>> BEGIN RECORDS FOR THIS TASK
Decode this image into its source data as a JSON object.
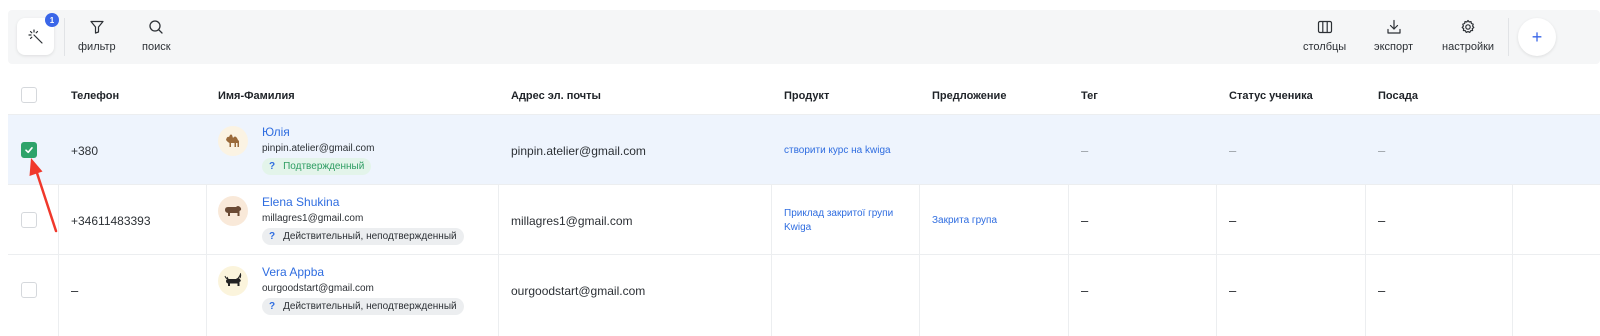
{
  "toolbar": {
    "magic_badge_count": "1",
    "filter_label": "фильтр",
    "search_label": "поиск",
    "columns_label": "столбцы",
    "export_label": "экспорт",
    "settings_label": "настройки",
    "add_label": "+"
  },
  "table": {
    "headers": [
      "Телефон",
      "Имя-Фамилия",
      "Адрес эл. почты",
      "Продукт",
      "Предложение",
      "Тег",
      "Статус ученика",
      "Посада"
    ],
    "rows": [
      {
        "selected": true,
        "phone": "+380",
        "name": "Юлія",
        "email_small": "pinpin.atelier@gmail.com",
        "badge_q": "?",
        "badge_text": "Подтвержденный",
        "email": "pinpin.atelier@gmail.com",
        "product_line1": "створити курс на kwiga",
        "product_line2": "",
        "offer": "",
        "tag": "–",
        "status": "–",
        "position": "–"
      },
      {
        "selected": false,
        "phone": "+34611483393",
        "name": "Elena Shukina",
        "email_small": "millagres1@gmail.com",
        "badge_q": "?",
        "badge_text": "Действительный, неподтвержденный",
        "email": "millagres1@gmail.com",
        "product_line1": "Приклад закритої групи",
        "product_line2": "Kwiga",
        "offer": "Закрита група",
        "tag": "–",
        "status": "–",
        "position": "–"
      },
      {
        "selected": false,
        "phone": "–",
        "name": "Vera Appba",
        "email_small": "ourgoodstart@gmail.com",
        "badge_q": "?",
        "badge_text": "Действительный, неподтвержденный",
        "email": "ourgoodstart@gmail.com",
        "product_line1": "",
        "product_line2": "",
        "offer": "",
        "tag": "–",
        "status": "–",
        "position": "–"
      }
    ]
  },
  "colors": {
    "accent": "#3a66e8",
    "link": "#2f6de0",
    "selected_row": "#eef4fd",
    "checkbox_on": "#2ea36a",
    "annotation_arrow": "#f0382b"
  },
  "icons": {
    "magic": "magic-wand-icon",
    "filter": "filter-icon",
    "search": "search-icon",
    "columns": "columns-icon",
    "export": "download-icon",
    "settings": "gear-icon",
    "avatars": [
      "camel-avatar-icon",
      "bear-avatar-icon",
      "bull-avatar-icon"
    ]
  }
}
>> END RECORDS FOR THIS TASK
>> BEGIN RECORDS FOR THIS TASK
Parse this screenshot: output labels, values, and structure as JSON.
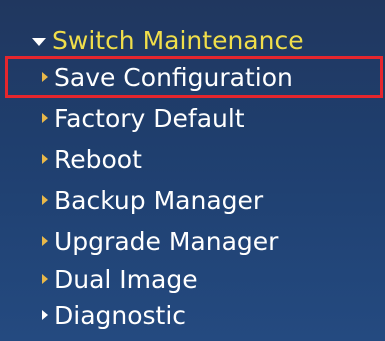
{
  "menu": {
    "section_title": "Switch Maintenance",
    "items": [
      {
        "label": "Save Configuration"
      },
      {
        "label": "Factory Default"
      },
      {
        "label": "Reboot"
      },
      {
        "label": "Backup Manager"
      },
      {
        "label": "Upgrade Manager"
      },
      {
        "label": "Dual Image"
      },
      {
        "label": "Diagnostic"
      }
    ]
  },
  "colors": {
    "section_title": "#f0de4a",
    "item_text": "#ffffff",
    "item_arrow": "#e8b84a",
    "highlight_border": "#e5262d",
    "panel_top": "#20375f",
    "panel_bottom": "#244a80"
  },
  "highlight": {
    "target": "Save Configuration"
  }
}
>> END RECORDS FOR THIS TASK
#### [AIM OF THE TASK]
Pick out and copy the lines of the material that include the word "name".

#### [RESPONSE BELOW]
        "name": "Юлія",
        "name": "Elena Shukina",
        "name": "Vera Appba",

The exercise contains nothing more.